* **Goal**:
From the entries below, report how many lines contain the string "type". Give only that number.
# start of Provided data
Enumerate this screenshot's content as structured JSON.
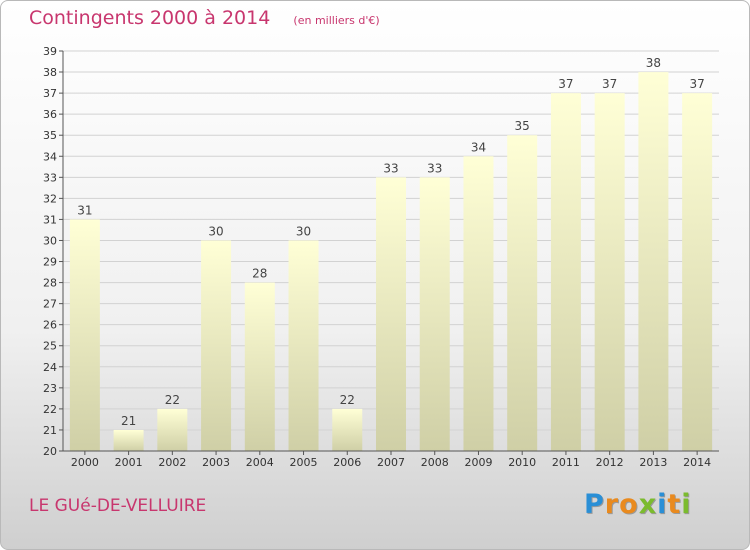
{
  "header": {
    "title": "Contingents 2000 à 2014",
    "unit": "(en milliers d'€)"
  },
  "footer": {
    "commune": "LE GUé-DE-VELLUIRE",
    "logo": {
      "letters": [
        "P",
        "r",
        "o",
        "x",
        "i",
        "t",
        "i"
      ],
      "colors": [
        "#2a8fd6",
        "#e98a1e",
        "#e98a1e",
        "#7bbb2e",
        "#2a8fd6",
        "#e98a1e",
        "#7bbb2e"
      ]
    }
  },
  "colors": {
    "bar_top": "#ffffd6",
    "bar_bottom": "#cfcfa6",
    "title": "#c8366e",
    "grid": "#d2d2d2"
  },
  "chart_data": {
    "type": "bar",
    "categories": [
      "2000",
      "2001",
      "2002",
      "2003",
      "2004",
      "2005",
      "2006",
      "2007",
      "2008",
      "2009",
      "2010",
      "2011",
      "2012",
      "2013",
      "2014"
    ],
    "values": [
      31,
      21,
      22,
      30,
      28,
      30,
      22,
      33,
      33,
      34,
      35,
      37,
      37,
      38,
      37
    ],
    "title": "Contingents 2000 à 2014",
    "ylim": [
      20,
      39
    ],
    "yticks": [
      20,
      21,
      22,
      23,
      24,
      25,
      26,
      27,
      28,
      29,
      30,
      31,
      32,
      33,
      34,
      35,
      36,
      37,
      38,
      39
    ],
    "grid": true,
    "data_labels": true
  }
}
# end of Provided data
# start of Provided data
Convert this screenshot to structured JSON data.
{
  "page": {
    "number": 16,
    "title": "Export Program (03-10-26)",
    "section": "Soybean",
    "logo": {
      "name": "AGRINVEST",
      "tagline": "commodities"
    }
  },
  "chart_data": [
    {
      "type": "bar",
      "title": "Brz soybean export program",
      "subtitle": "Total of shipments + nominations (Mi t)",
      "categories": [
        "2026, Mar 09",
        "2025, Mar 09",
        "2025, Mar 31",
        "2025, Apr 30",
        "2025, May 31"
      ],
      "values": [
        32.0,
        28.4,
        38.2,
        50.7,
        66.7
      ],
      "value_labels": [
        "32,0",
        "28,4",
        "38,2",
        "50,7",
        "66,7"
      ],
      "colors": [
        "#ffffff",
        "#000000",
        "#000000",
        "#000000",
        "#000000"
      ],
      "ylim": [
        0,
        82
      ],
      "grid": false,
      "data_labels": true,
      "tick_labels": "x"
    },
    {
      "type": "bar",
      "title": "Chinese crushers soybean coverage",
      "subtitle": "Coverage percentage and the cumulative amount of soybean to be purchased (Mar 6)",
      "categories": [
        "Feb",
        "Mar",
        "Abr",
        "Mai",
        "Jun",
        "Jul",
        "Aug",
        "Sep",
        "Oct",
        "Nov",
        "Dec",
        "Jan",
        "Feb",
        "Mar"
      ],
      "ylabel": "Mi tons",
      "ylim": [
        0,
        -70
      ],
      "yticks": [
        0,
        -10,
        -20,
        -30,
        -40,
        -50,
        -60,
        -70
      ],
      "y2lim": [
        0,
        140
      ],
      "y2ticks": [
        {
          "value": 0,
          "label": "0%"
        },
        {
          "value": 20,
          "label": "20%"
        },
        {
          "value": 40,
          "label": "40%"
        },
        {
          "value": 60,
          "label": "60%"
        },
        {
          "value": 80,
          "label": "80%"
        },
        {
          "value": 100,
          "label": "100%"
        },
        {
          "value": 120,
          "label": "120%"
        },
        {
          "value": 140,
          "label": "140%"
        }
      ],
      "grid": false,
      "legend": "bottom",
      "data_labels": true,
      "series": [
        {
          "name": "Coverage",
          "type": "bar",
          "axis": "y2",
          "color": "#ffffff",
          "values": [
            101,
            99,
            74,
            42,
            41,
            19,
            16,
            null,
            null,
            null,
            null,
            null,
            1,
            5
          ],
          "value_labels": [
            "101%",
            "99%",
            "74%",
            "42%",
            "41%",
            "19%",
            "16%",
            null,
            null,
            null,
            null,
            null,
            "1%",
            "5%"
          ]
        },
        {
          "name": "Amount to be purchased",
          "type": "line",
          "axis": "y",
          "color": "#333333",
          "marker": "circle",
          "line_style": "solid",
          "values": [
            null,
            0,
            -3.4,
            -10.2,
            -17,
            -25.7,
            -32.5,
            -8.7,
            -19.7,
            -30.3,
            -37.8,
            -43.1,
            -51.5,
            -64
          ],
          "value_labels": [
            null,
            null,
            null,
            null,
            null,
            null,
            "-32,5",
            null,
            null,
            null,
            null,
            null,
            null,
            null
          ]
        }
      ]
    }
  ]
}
# end of Provided data
* **Result below**:
5